[Collected data entries]
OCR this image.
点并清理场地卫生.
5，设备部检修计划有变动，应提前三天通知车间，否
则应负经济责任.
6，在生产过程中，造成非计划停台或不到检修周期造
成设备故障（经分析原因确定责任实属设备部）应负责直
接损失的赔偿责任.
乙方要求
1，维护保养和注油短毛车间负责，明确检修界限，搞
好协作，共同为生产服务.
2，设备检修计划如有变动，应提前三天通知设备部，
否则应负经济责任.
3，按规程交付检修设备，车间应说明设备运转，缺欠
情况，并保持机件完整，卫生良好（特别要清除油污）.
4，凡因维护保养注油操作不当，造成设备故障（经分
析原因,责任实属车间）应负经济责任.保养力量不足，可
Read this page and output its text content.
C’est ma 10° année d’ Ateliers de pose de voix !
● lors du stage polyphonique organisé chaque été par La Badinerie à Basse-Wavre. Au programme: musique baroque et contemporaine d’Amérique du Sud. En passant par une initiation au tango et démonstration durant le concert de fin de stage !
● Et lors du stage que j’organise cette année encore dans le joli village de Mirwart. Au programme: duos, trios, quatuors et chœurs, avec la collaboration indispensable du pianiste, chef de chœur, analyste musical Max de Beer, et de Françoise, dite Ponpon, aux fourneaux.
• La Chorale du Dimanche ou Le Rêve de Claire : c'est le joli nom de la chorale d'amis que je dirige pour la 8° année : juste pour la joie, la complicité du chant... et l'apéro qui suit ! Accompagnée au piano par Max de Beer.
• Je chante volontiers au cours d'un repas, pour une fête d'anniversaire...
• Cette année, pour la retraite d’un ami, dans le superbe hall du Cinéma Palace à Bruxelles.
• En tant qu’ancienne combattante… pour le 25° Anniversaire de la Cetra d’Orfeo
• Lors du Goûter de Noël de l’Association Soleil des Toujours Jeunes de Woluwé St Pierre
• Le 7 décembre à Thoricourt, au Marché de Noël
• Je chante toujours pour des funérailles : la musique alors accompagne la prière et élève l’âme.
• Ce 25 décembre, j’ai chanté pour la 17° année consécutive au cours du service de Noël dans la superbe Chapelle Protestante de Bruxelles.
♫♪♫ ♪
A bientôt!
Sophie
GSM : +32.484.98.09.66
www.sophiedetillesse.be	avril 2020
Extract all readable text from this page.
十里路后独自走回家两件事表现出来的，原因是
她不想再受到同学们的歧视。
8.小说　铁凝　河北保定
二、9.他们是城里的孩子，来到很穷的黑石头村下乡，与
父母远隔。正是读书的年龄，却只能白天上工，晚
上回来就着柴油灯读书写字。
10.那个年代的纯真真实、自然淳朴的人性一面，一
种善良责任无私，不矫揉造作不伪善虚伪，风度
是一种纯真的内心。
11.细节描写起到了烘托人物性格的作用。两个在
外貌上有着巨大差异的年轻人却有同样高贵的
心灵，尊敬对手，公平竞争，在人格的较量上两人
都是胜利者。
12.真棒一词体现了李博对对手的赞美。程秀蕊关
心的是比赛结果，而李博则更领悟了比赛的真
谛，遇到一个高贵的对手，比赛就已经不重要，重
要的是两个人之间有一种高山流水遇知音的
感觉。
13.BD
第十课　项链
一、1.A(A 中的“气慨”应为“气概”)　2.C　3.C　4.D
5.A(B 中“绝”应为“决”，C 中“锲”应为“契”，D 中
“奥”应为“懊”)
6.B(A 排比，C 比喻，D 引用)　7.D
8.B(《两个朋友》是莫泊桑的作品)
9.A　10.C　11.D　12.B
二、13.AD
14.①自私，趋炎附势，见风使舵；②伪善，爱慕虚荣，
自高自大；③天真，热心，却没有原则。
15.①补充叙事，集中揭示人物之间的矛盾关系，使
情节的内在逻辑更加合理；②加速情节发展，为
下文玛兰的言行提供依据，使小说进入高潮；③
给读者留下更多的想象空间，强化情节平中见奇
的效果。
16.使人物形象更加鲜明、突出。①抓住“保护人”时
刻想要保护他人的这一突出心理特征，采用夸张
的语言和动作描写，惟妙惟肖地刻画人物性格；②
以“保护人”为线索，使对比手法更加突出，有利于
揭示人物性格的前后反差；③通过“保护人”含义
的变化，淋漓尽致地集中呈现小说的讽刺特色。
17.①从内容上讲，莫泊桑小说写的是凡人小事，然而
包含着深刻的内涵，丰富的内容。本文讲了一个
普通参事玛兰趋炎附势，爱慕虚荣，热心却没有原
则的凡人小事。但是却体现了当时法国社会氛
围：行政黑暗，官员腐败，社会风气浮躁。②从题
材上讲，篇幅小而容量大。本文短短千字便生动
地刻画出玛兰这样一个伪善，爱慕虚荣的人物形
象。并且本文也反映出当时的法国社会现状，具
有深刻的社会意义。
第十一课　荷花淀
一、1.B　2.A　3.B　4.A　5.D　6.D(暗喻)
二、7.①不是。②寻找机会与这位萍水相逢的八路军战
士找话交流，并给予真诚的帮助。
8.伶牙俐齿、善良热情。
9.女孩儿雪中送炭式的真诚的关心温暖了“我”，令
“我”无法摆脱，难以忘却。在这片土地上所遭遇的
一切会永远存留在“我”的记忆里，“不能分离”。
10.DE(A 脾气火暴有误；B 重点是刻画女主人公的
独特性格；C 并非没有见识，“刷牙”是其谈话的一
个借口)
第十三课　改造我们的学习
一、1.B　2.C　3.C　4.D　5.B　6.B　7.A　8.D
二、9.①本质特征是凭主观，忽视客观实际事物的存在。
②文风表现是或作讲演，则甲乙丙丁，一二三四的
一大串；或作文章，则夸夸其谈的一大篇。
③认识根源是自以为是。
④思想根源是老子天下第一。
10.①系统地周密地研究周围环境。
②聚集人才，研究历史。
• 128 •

What the exercise asks
Read the entries above, then pull out the lines that include "Beer".

Output for this exercise
● Et lors du stage que j’organise cette année encore dans le joli village de Mirwart. Au programme: duos, trios, quatuors et chœurs, avec la collaboration indispensable du pianiste, chef de chœur, analyste musical Max de Beer, et de Françoise, dite Ponpon, aux fourneaux.
• La Chorale du Dimanche ou Le Rêve de Claire : c'est le joli nom de la chorale d'amis que je dirige pour la 8° année : juste pour la joie, la complicité du chant... et l'apéro qui suit ! Accompagnée au piano par Max de Beer.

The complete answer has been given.